_What you need to do_
Look for the word "value" in each line and report the count of matching lines, with nothing added.

Stored entries:
· · · · · · ·

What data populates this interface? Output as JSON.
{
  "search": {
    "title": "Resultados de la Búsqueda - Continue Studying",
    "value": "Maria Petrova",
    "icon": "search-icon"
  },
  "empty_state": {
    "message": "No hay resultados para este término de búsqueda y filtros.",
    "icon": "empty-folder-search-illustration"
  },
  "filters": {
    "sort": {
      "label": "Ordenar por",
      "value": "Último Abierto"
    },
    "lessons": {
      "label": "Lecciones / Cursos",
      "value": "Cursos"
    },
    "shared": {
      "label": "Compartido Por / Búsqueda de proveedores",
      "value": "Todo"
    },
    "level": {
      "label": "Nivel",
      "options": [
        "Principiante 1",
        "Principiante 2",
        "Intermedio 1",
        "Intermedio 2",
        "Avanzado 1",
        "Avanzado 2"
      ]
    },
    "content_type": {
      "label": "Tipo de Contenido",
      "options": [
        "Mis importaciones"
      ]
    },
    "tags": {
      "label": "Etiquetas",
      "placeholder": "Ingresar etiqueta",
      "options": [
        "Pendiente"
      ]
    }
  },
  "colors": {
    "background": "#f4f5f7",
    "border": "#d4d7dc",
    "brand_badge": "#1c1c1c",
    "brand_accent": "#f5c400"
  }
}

· · · · · · ·

_Exercise answer_
4